Notes on sed, the stream editor

Table of contents:

Removal example
Appending example
Operating on a list of files, with the find command
About -i
Cross-platform bash calling to sed

Removal example

Removing JavaDoc author tags:

sed -i -e "/^[[:space:]]*\*[[:space:]]*@author.*/d" file.java

-e means "the next argument is an expression to evaluate". This particular sed expression has two parts.

There is a left-hand part (the input part) that contains a regular expression (regex). sed will try to match on that regex.

Let's take a look at the regex. This will allow us to match any whole line containing author tags like * @author. ^ means "at the start of the line". [[:space:]] means "any space", and we use it here to allow matching with both spaces and tabs. The * after that means "any amount of the previous", and together they will match any number of spaces and tabs. Next, we see \*. Here we want to match on an actual * character. We must "escape" the * with a \ to allow sed to interpret it as an actual character. The @author refers to the actual author tag. .* refers to any amount (*) of any character (.). This combination will match any author name.

#### [Source excerpt]

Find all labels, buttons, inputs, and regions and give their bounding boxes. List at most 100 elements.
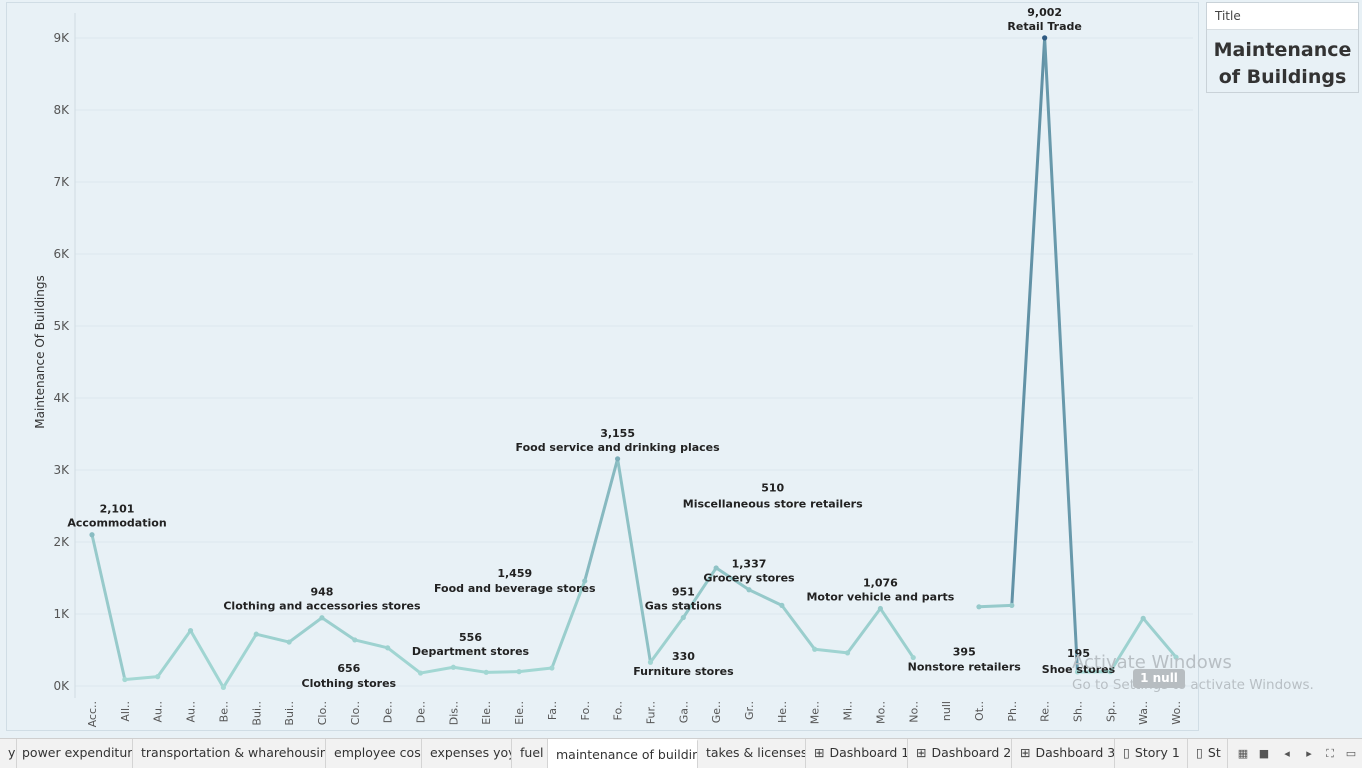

#### [List of tasks]
1. In the sed notes, rewrite the passage from "Let's take a" up to and including "any author name.", substituting "username" for "author name".
2. According to the sed notes, what does the -e option mean?
3. Extend the sed notes from the point where they stop.

#### [Task responses]
1.
Let's take a look at the regex. This will allow us to match any whole line containing author tags like * @author. ^ means "at the start of the line". [[:space:]] means "any space", and we use it here to allow matching with both spaces and tabs. The * after that means "any amount of the previous", and together they will match any number of spaces and tabs. Next, we see \*. Here we want to match on an actual * character. We must "escape" the * with a \ to allow sed to interpret it as an actual character. The @author refers to the actual author tag. .* refers to any amount (*) of any character (.). This combination will match any username.

2. It means "the next argument is an expression to evaluate".

3.
When sed finds a match we move to the right-hand part of the sed expression (the output part). The output part contains instructions on what to do when we find a match. Thed in the output part of the expression means that the matched regex, the input part of the expression, will be deleted. Below we also have examples of s for substituting and r for replacing.

-i means "in-place", in the input file. There is further discussion of -i below.

Appending example

Here we append company information to the author tags.

sed -i -e "s/^[[:space:]]*\*[[:space:]]*@author.*/& (CompanyName)/" file.java

The s at the start of the sed expression means "substitute". We will substitute the input regex with the output expression. The & in the output expression refers to the text that matched the expression. The end result is that we substitute the matched text with the matched text itself, plust " (CompanyName)".

Operating on a list of files, with the find command

Example use with find, as I have used it in a make file:

find $(OUTPUTDIR) -type f -name "*.html" -exec sed -i '.wip' -e "/<!-- insert file here -->/r $(FILE)" -e "//d" {} \;

We find HTML files and pass them to sed. Occurrences of  will be replaced with the file contents, using the pattern r $(FILE). The r means replace. The //d part instructs sed to delete the matched pattern, .

About -i

-i allows us to edit a whole list files in-place, independently. Handy when using the output of find!

Edit files in-place similarly to -I, but treat each file independently from other files.  In particular, line numbers in each file start at 1, the “$” address matches
the last line of the current file, and address ranges are limited to the current file.  (See Sed Addresses.) The net result is as though each file were edited by a
separate sed instance.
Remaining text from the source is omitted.